DATA RECORDS
::::::::

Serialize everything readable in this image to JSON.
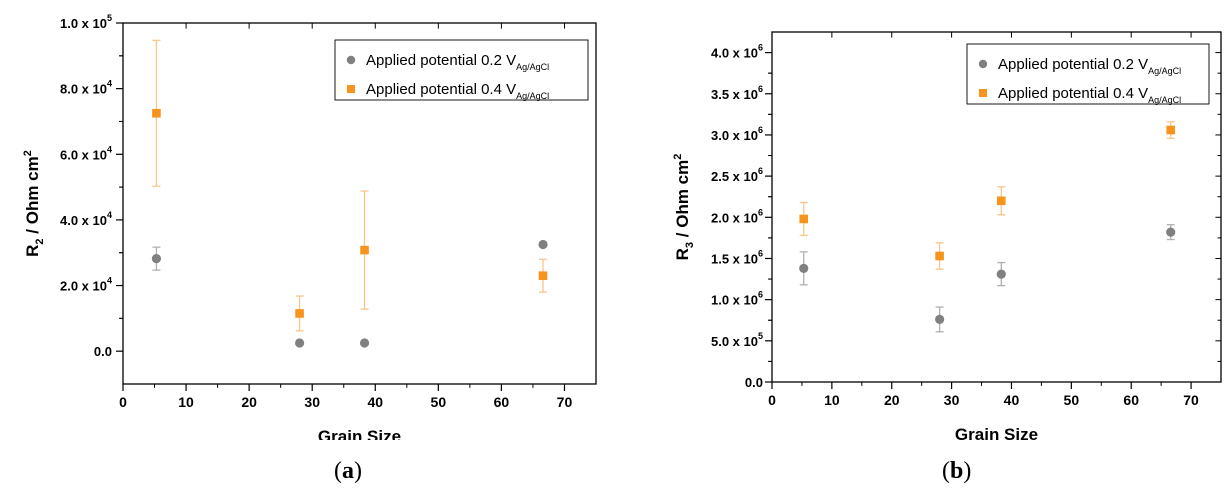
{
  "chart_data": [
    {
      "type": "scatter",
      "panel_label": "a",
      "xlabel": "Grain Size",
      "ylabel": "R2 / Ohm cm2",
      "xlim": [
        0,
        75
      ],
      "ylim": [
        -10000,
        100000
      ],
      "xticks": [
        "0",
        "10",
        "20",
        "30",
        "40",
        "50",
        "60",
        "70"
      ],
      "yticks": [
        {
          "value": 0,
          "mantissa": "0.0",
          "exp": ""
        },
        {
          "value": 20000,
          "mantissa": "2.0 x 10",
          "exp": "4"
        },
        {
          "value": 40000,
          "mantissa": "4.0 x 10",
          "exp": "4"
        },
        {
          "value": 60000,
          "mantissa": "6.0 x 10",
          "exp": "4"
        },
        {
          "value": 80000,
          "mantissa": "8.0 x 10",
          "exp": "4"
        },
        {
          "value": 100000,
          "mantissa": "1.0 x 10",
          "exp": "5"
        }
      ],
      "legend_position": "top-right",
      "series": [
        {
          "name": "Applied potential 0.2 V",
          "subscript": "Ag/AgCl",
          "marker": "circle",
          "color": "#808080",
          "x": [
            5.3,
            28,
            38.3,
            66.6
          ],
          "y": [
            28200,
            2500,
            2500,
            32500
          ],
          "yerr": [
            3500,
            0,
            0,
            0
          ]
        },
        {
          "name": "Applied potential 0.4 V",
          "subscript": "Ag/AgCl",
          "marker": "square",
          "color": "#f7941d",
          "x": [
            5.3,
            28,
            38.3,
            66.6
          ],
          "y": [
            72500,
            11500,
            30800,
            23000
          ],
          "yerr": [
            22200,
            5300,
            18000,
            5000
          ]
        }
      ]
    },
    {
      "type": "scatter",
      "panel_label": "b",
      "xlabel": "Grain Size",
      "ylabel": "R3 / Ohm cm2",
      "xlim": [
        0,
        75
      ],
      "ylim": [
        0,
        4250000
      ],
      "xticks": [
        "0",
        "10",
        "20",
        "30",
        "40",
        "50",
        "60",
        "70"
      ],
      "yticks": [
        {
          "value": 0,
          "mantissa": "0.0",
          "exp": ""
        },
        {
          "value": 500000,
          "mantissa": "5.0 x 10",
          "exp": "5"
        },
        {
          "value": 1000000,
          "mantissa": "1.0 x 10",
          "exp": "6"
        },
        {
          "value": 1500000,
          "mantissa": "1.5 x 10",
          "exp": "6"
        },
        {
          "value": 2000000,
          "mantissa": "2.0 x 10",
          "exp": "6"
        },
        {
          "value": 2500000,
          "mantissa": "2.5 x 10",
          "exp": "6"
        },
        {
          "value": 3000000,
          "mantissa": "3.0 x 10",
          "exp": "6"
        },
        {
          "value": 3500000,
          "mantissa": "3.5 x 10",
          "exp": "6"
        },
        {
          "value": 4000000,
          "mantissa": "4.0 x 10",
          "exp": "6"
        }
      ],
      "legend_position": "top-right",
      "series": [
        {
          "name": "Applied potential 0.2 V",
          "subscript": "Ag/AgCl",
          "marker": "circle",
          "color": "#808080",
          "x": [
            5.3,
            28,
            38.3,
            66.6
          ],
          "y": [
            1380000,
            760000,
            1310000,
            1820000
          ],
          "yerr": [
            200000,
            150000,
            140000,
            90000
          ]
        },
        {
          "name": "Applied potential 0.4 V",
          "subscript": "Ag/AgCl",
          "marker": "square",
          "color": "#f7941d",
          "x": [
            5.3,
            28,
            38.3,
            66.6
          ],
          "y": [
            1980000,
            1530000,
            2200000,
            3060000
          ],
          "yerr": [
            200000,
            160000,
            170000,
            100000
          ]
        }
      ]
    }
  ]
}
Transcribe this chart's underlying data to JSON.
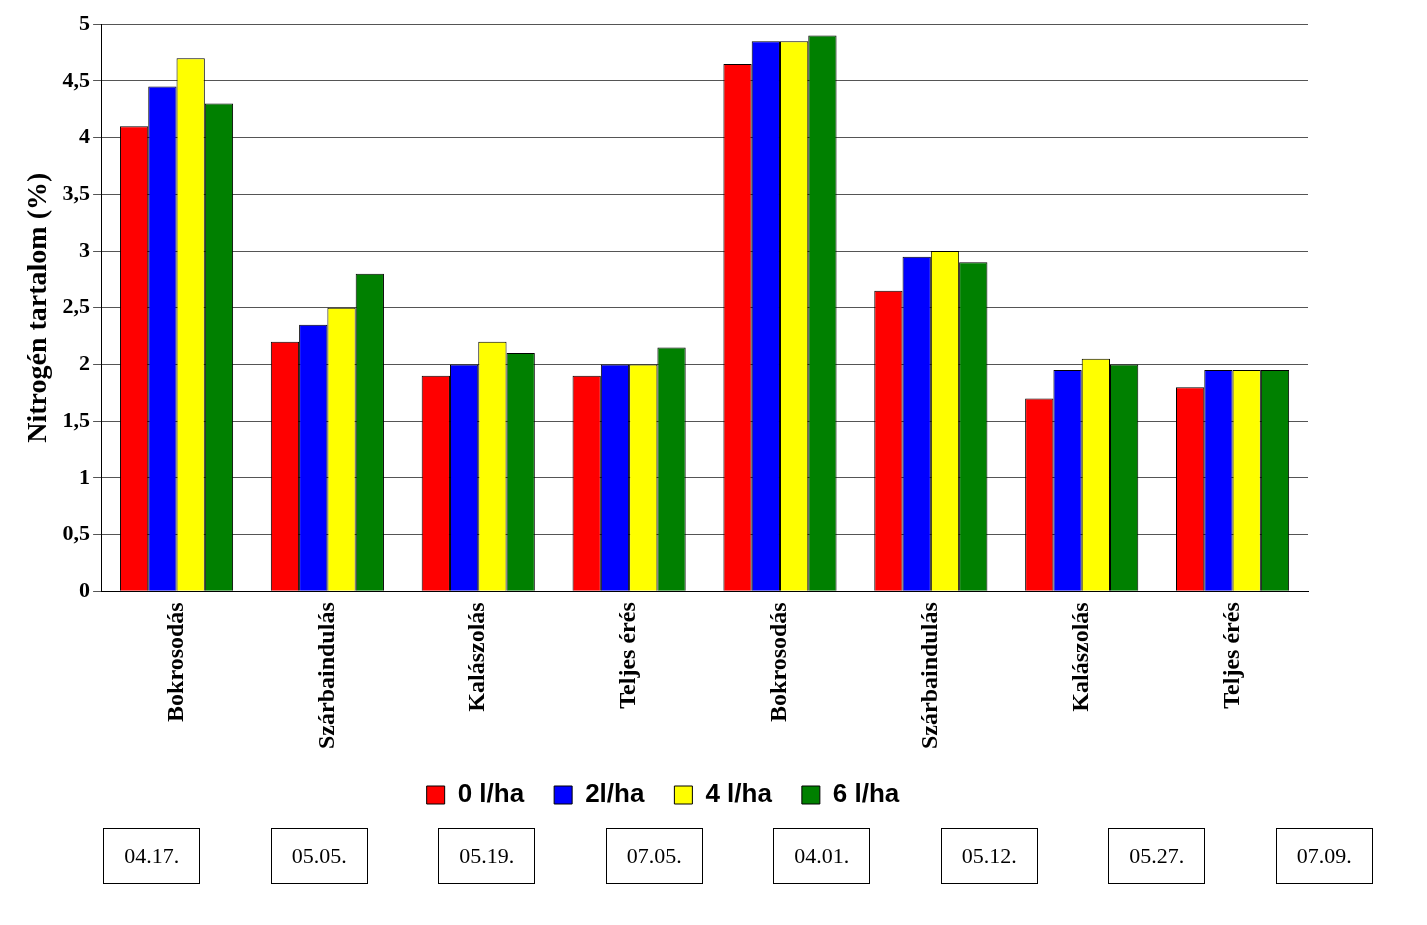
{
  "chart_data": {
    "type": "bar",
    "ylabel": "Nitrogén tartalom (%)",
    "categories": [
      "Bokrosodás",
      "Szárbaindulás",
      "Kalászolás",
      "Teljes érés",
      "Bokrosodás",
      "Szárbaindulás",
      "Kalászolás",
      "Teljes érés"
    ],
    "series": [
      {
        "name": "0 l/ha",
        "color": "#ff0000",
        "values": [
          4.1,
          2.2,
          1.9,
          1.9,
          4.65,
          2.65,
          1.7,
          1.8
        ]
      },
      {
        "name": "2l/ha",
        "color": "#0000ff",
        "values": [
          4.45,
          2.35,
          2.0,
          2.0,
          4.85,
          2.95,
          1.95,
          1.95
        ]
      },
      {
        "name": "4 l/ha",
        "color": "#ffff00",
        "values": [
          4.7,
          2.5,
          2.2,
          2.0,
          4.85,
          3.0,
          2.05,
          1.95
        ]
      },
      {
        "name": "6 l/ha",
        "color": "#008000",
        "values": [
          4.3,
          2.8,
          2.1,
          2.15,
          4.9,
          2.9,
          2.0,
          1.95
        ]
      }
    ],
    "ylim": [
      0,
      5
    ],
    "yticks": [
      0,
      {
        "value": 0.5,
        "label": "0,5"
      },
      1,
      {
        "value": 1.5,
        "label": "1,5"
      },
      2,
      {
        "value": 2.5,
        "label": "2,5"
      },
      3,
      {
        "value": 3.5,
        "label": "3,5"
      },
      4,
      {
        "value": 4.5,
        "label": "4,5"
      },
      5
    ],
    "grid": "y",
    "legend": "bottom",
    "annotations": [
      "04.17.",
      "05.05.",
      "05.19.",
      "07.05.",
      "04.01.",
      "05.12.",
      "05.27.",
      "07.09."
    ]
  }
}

::::::::

PROBLEM TO WORK ON
Quote each line of the listing exactly, but leave the pictures out.

ANSWER FOR THIS EXERCISE
Serialize everything readable in this image to JSON.
{
  "chart_data": [
    {
      "type": "scatter",
      "panel_label": "a",
      "xlabel": "Grain Size",
      "ylabel": "R2 / Ohm cm2",
      "xlim": [
        0,
        75
      ],
      "ylim": [
        -10000,
        100000
      ],
      "xticks": [
        "0",
        "10",
        "20",
        "30",
        "40",
        "50",
        "60",
        "70"
      ],
      "yticks": [
        {
          "value": 0,
          "mantissa": "0.0",
          "exp": ""
        },
        {
          "value": 20000,
          "mantissa": "2.0 x 10",
          "exp": "4"
        },
        {
          "value": 40000,
          "mantissa": "4.0 x 10",
          "exp": "4"
        },
        {
          "value": 60000,
          "mantissa": "6.0 x 10",
          "exp": "4"
        },
        {
          "value": 80000,
          "mantissa": "8.0 x 10",
          "exp": "4"
        },
        {
          "value": 100000,
          "mantissa": "1.0 x 10",
          "exp": "5"
        }
      ],
      "legend_position": "top-right",
      "series": [
        {
          "name": "Applied potential 0.2 V",
          "subscript": "Ag/AgCl",
          "marker": "circle",
          "color": "#808080",
          "x": [
            5.3,
            28,
            38.3,
            66.6
          ],
          "y": [
            28200,
            2500,
            2500,
            32500
          ],
          "yerr": [
            3500,
            0,
            0,
            0
          ]
        },
        {
          "name": "Applied potential 0.4 V",
          "subscript": "Ag/AgCl",
          "marker": "square",
          "color": "#f7941d",
          "x": [
            5.3,
            28,
            38.3,
            66.6
          ],
          "y": [
            72500,
            11500,
            30800,
            23000
          ],
          "yerr": [
            22200,
            5300,
            18000,
            5000
          ]
        }
      ]
    },
    {
      "type": "scatter",
      "panel_label": "b",
      "xlabel": "Grain Size",
      "ylabel": "R3 / Ohm cm2",
      "xlim": [
        0,
        75
      ],
      "ylim": [
        0,
        4250000
      ],
      "xticks": [
        "0",
        "10",
        "20",
        "30",
        "40",
        "50",
        "60",
        "70"
      ],
      "yticks": [
        {
          "value": 0,
          "mantissa": "0.0",
          "exp": ""
        },
        {
          "value": 500000,
          "mantissa": "5.0 x 10",
          "exp": "5"
        },
        {
          "value": 1000000,
          "mantissa": "1.0 x 10",
          "exp": "6"
        },
        {
          "value": 1500000,
          "mantissa": "1.5 x 10",
          "exp": "6"
        },
        {
          "value": 2000000,
          "mantissa": "2.0 x 10",
          "exp": "6"
        },
        {
          "value": 2500000,
          "mantissa": "2.5 x 10",
          "exp": "6"
        },
        {
          "value": 3000000,
          "mantissa": "3.0 x 10",
          "exp": "6"
        },
        {
          "value": 3500000,
          "mantissa": "3.5 x 10",
          "exp": "6"
        },
        {
          "value": 4000000,
          "mantissa": "4.0 x 10",
          "exp": "6"
        }
      ],
      "legend_position": "top-right",
      "series": [
        {
          "name": "Applied potential 0.2 V",
          "subscript": "Ag/AgCl",
          "marker": "circle",
          "color": "#808080",
          "x": [
            5.3,
            28,
            38.3,
            66.6
          ],
          "y": [
            1380000,
            760000,
            1310000,
            1820000
          ],
          "yerr": [
            200000,
            150000,
            140000,
            90000
          ]
        },
        {
          "name": "Applied potential 0.4 V",
          "subscript": "Ag/AgCl",
          "marker": "square",
          "color": "#f7941d",
          "x": [
            5.3,
            28,
            38.3,
            66.6
          ],
          "y": [
            1980000,
            1530000,
            2200000,
            3060000
          ],
          "yerr": [
            200000,
            160000,
            170000,
            100000
          ]
        }
      ]
    }
  ]
}
Transcribe this chart's underlying data to JSON.
{
  "chart_data": {
    "type": "bar",
    "ylabel": "Nitrogén tartalom (%)",
    "categories": [
      "Bokrosodás",
      "Szárbaindulás",
      "Kalászolás",
      "Teljes érés",
      "Bokrosodás",
      "Szárbaindulás",
      "Kalászolás",
      "Teljes érés"
    ],
    "series": [
      {
        "name": "0 l/ha",
        "color": "#ff0000",
        "values": [
          4.1,
          2.2,
          1.9,
          1.9,
          4.65,
          2.65,
          1.7,
          1.8
        ]
      },
      {
        "name": "2l/ha",
        "color": "#0000ff",
        "values": [
          4.45,
          2.35,
          2.0,
          2.0,
          4.85,
          2.95,
          1.95,
          1.95
        ]
      },
      {
        "name": "4 l/ha",
        "color": "#ffff00",
        "values": [
          4.7,
          2.5,
          2.2,
          2.0,
          4.85,
          3.0,
          2.05,
          1.95
        ]
      },
      {
        "name": "6 l/ha",
        "color": "#008000",
        "values": [
          4.3,
          2.8,
          2.1,
          2.15,
          4.9,
          2.9,
          2.0,
          1.95
        ]
      }
    ],
    "ylim": [
      0,
      5
    ],
    "yticks": [
      0,
      {
        "value": 0.5,
        "label": "0,5"
      },
      1,
      {
        "value": 1.5,
        "label": "1,5"
      },
      2,
      {
        "value": 2.5,
        "label": "2,5"
      },
      3,
      {
        "value": 3.5,
        "label": "3,5"
      },
      4,
      {
        "value": 4.5,
        "label": "4,5"
      },
      5
    ],
    "grid": "y",
    "legend": "bottom",
    "annotations": [
      "04.17.",
      "05.05.",
      "05.19.",
      "07.05.",
      "04.01.",
      "05.12.",
      "05.27.",
      "07.09."
    ]
  }
}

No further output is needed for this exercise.